>>>
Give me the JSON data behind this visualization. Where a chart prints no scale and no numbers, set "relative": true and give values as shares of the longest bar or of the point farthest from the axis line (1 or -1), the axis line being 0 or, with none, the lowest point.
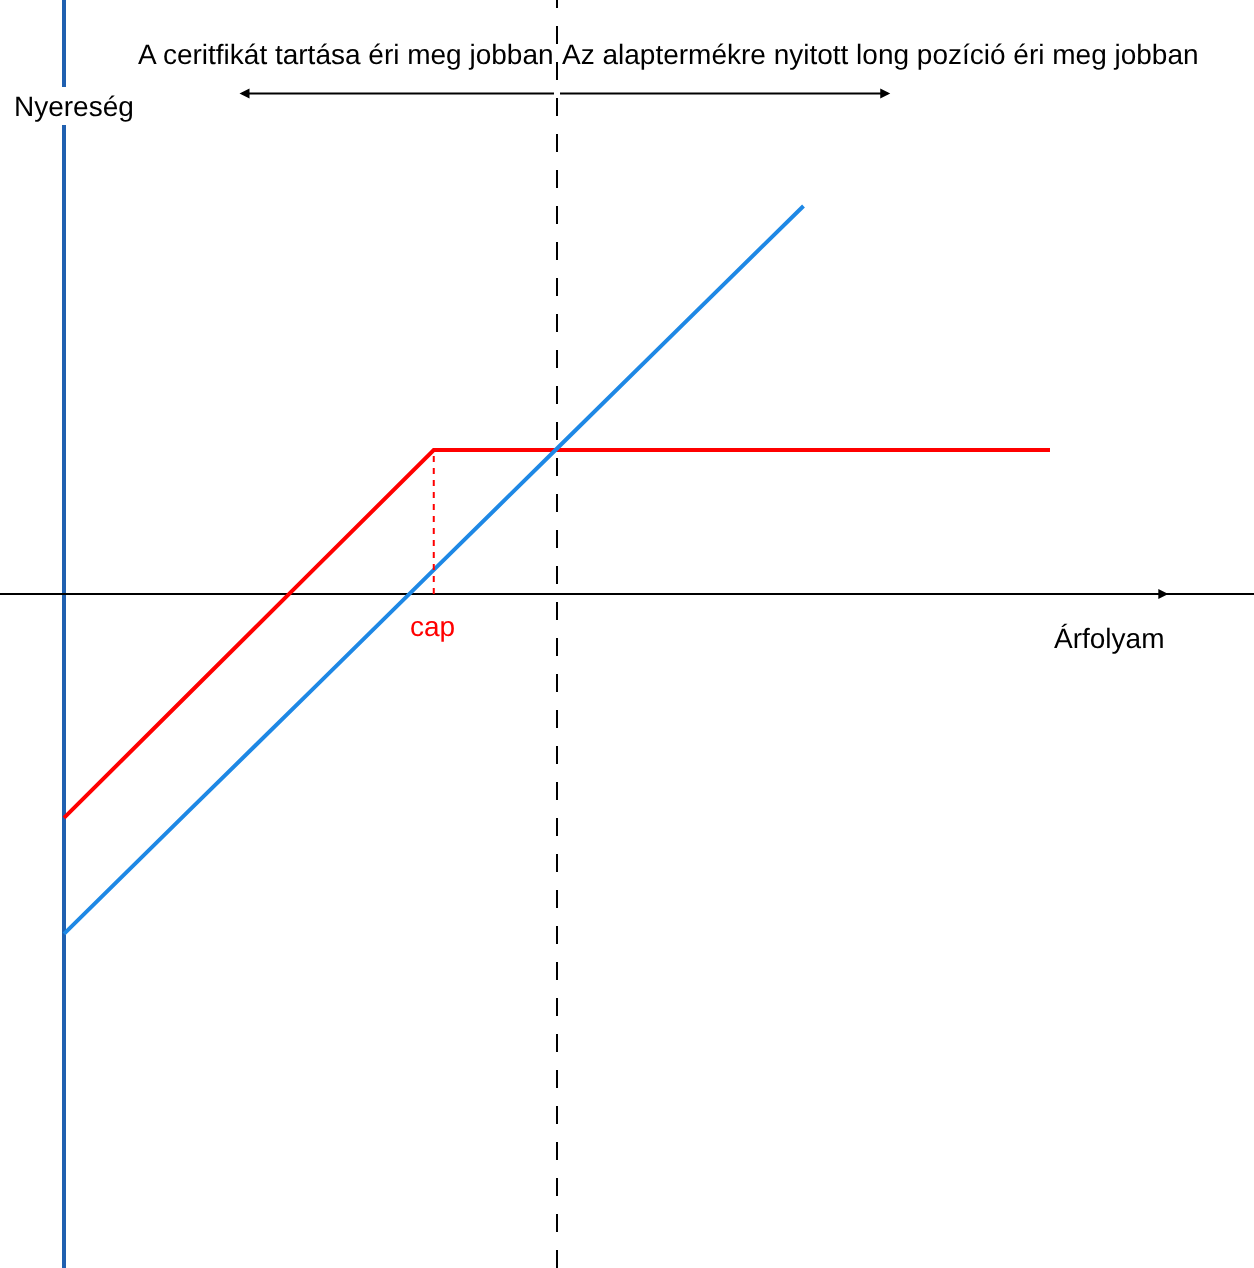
{
  "chart_data": {
    "type": "line",
    "relative": true,
    "xlabel": "Árfolyam",
    "ylabel": "Nyereség",
    "annotations": [
      "A ceritfikát tartása éri meg jobban",
      "Az alaptermékre nyitott long pozíció éri meg jobban"
    ],
    "categories": [
      null,
      null,
      null,
      null,
      null,
      null,
      null,
      null,
      null
    ],
    "series": [
      {
        "color": "#ff0000",
        "values": [
          -0.577,
          -0.261,
          0.055,
          0.371,
          0.371,
          0.371,
          0.371,
          0.371,
          0.371
        ]
      },
      {
        "color": "#1e88e5",
        "values": [
          -0.876,
          -0.563,
          -0.251,
          0.062,
          0.375,
          0.688,
          1.0,
          null,
          null
        ]
      }
    ],
    "ref_lines": [
      {
        "axis": "x",
        "color": "#000000",
        "line_style": "dashed"
      },
      {
        "axis": "x",
        "label": "cap",
        "color": "#ff0000",
        "line_style": "dotted"
      }
    ],
    "marker": "none",
    "line_style": "solid"
  }
}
<<<
_EXERCISE AIM_
The listing above must be printed again exactly, minus its pictures.

_SOLUTION TO THE PROBLEM_
Give me the JSON data behind this visualization. Where a chart prints no scale and no numbers, set "relative": true and give values as shares of the longest bar or of the point farthest from the axis line (1 or -1), the axis line being 0 or, with none, the lowest point.
{
  "chart_data": {
    "type": "line",
    "relative": true,
    "xlabel": "Árfolyam",
    "ylabel": "Nyereség",
    "annotations": [
      "A ceritfikát tartása éri meg jobban",
      "Az alaptermékre nyitott long pozíció éri meg jobban"
    ],
    "categories": [
      null,
      null,
      null,
      null,
      null,
      null,
      null,
      null,
      null
    ],
    "series": [
      {
        "color": "#ff0000",
        "values": [
          -0.577,
          -0.261,
          0.055,
          0.371,
          0.371,
          0.371,
          0.371,
          0.371,
          0.371
        ]
      },
      {
        "color": "#1e88e5",
        "values": [
          -0.876,
          -0.563,
          -0.251,
          0.062,
          0.375,
          0.688,
          1.0,
          null,
          null
        ]
      }
    ],
    "ref_lines": [
      {
        "axis": "x",
        "color": "#000000",
        "line_style": "dashed"
      },
      {
        "axis": "x",
        "label": "cap",
        "color": "#ff0000",
        "line_style": "dotted"
      }
    ],
    "marker": "none",
    "line_style": "solid"
  }
}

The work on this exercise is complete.